§ **WHAT YOU HAVE TO DO**:
Read the records and write them out again exactly.

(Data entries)

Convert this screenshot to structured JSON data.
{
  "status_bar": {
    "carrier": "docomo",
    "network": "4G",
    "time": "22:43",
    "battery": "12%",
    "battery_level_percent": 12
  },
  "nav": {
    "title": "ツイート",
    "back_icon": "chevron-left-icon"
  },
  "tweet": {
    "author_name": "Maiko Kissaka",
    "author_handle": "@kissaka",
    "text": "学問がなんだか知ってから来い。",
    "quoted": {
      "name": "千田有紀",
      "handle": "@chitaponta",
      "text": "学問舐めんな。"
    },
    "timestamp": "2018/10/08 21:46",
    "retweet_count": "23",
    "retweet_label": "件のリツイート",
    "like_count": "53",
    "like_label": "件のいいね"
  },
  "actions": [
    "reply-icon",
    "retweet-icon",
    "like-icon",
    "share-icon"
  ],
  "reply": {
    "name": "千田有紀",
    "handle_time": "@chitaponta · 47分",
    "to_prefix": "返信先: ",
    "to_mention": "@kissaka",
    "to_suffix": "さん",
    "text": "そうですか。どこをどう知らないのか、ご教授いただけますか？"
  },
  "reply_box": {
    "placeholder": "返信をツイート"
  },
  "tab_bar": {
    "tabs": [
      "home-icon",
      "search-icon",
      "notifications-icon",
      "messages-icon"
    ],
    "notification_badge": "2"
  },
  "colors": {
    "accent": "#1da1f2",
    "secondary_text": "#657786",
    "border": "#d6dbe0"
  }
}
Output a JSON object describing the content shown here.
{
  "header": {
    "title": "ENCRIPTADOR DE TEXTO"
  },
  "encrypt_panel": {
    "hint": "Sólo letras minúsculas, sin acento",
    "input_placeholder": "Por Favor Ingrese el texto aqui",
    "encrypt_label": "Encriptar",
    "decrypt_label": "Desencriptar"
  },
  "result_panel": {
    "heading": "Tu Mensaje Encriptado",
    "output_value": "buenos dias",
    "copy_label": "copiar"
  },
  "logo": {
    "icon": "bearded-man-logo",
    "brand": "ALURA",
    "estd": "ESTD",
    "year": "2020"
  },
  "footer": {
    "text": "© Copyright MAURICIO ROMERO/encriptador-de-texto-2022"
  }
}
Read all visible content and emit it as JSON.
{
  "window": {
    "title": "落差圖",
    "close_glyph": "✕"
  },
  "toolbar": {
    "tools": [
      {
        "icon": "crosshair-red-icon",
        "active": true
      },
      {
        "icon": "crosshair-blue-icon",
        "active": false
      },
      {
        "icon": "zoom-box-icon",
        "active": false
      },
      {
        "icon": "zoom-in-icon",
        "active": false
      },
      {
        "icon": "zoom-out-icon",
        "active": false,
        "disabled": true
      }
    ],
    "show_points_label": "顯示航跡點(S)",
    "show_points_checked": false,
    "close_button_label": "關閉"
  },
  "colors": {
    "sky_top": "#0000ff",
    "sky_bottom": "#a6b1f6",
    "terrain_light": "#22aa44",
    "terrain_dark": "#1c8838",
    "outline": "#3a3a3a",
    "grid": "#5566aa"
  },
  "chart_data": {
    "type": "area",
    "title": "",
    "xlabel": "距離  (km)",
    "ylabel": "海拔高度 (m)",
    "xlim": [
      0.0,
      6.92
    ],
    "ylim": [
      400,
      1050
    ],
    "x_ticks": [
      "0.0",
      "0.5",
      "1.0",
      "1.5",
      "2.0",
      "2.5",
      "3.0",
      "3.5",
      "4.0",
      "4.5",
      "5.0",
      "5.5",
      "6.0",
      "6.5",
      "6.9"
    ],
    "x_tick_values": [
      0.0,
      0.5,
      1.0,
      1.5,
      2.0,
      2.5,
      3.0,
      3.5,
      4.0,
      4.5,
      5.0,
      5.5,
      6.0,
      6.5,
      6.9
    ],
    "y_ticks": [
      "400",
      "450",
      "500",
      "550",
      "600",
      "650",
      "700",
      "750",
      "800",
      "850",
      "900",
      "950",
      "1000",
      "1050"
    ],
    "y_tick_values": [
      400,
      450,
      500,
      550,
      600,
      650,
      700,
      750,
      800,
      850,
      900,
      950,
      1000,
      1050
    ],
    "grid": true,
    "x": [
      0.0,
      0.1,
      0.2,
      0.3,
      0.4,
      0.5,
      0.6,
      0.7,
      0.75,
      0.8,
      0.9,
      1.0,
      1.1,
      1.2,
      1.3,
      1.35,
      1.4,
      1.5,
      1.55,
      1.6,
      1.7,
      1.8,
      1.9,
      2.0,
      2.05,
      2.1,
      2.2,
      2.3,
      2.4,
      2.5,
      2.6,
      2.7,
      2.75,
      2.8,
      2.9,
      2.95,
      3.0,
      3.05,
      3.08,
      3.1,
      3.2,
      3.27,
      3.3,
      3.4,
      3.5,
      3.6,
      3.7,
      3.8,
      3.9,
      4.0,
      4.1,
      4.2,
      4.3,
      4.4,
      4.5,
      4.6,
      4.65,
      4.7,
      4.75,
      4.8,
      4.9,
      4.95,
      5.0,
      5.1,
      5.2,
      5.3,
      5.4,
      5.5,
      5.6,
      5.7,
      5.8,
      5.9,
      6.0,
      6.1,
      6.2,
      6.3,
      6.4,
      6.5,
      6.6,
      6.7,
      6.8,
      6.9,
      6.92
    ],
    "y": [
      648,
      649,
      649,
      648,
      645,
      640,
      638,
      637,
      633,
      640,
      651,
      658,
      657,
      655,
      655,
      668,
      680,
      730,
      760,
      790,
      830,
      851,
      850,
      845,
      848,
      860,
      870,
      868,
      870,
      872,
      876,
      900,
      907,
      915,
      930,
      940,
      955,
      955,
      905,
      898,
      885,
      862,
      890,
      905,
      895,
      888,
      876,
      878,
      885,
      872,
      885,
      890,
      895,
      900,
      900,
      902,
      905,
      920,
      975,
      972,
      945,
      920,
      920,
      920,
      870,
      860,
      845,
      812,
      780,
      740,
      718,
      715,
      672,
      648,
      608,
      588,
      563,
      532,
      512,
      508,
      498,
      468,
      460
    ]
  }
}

§ **FINAL RESULT**:
Convert this screenshot to structured JSON data.
{
  "status_bar": {
    "carrier": "docomo",
    "network": "4G",
    "time": "22:43",
    "battery": "12%",
    "battery_level_percent": 12
  },
  "nav": {
    "title": "ツイート",
    "back_icon": "chevron-left-icon"
  },
  "tweet": {
    "author_name": "Maiko Kissaka",
    "author_handle": "@kissaka",
    "text": "学問がなんだか知ってから来い。",
    "quoted": {
      "name": "千田有紀",
      "handle": "@chitaponta",
      "text": "学問舐めんな。"
    },
    "timestamp": "2018/10/08 21:46",
    "retweet_count": "23",
    "retweet_label": "件のリツイート",
    "like_count": "53",
    "like_label": "件のいいね"
  },
  "actions": [
    "reply-icon",
    "retweet-icon",
    "like-icon",
    "share-icon"
  ],
  "reply": {
    "name": "千田有紀",
    "handle_time": "@chitaponta · 47分",
    "to_prefix": "返信先: ",
    "to_mention": "@kissaka",
    "to_suffix": "さん",
    "text": "そうですか。どこをどう知らないのか、ご教授いただけますか？"
  },
  "reply_box": {
    "placeholder": "返信をツイート"
  },
  "tab_bar": {
    "tabs": [
      "home-icon",
      "search-icon",
      "notifications-icon",
      "messages-icon"
    ],
    "notification_badge": "2"
  },
  "colors": {
    "accent": "#1da1f2",
    "secondary_text": "#657786",
    "border": "#d6dbe0"
  }
}
Output a JSON object describing the content shown here.
{
  "header": {
    "title": "ENCRIPTADOR DE TEXTO"
  },
  "encrypt_panel": {
    "hint": "Sólo letras minúsculas, sin acento",
    "input_placeholder": "Por Favor Ingrese el texto aqui",
    "encrypt_label": "Encriptar",
    "decrypt_label": "Desencriptar"
  },
  "result_panel": {
    "heading": "Tu Mensaje Encriptado",
    "output_value": "buenos dias",
    "copy_label": "copiar"
  },
  "logo": {
    "icon": "bearded-man-logo",
    "brand": "ALURA",
    "estd": "ESTD",
    "year": "2020"
  },
  "footer": {
    "text": "© Copyright MAURICIO ROMERO/encriptador-de-texto-2022"
  }
}
Read all visible content and emit it as JSON.
{
  "window": {
    "title": "落差圖",
    "close_glyph": "✕"
  },
  "toolbar": {
    "tools": [
      {
        "icon": "crosshair-red-icon",
        "active": true
      },
      {
        "icon": "crosshair-blue-icon",
        "active": false
      },
      {
        "icon": "zoom-box-icon",
        "active": false
      },
      {
        "icon": "zoom-in-icon",
        "active": false
      },
      {
        "icon": "zoom-out-icon",
        "active": false,
        "disabled": true
      }
    ],
    "show_points_label": "顯示航跡點(S)",
    "show_points_checked": false,
    "close_button_label": "關閉"
  },
  "colors": {
    "sky_top": "#0000ff",
    "sky_bottom": "#a6b1f6",
    "terrain_light": "#22aa44",
    "terrain_dark": "#1c8838",
    "outline": "#3a3a3a",
    "grid": "#5566aa"
  },
  "chart_data": {
    "type": "area",
    "title": "",
    "xlabel": "距離  (km)",
    "ylabel": "海拔高度 (m)",
    "xlim": [
      0.0,
      6.92
    ],
    "ylim": [
      400,
      1050
    ],
    "x_ticks": [
      "0.0",
      "0.5",
      "1.0",
      "1.5",
      "2.0",
      "2.5",
      "3.0",
      "3.5",
      "4.0",
      "4.5",
      "5.0",
      "5.5",
      "6.0",
      "6.5",
      "6.9"
    ],
    "x_tick_values": [
      0.0,
      0.5,
      1.0,
      1.5,
      2.0,
      2.5,
      3.0,
      3.5,
      4.0,
      4.5,
      5.0,
      5.5,
      6.0,
      6.5,
      6.9
    ],
    "y_ticks": [
      "400",
      "450",
      "500",
      "550",
      "600",
      "650",
      "700",
      "750",
      "800",
      "850",
      "900",
      "950",
      "1000",
      "1050"
    ],
    "y_tick_values": [
      400,
      450,
      500,
      550,
      600,
      650,
      700,
      750,
      800,
      850,
      900,
      950,
      1000,
      1050
    ],
    "grid": true,
    "x": [
      0.0,
      0.1,
      0.2,
      0.3,
      0.4,
      0.5,
      0.6,
      0.7,
      0.75,
      0.8,
      0.9,
      1.0,
      1.1,
      1.2,
      1.3,
      1.35,
      1.4,
      1.5,
      1.55,
      1.6,
      1.7,
      1.8,
      1.9,
      2.0,
      2.05,
      2.1,
      2.2,
      2.3,
      2.4,
      2.5,
      2.6,
      2.7,
      2.75,
      2.8,
      2.9,
      2.95,
      3.0,
      3.05,
      3.08,
      3.1,
      3.2,
      3.27,
      3.3,
      3.4,
      3.5,
      3.6,
      3.7,
      3.8,
      3.9,
      4.0,
      4.1,
      4.2,
      4.3,
      4.4,
      4.5,
      4.6,
      4.65,
      4.7,
      4.75,
      4.8,
      4.9,
      4.95,
      5.0,
      5.1,
      5.2,
      5.3,
      5.4,
      5.5,
      5.6,
      5.7,
      5.8,
      5.9,
      6.0,
      6.1,
      6.2,
      6.3,
      6.4,
      6.5,
      6.6,
      6.7,
      6.8,
      6.9,
      6.92
    ],
    "y": [
      648,
      649,
      649,
      648,
      645,
      640,
      638,
      637,
      633,
      640,
      651,
      658,
      657,
      655,
      655,
      668,
      680,
      730,
      760,
      790,
      830,
      851,
      850,
      845,
      848,
      860,
      870,
      868,
      870,
      872,
      876,
      900,
      907,
      915,
      930,
      940,
      955,
      955,
      905,
      898,
      885,
      862,
      890,
      905,
      895,
      888,
      876,
      878,
      885,
      872,
      885,
      890,
      895,
      900,
      900,
      902,
      905,
      920,
      975,
      972,
      945,
      920,
      920,
      920,
      870,
      860,
      845,
      812,
      780,
      740,
      718,
      715,
      672,
      648,
      608,
      588,
      563,
      532,
      512,
      508,
      498,
      468,
      460
    ]
  }
}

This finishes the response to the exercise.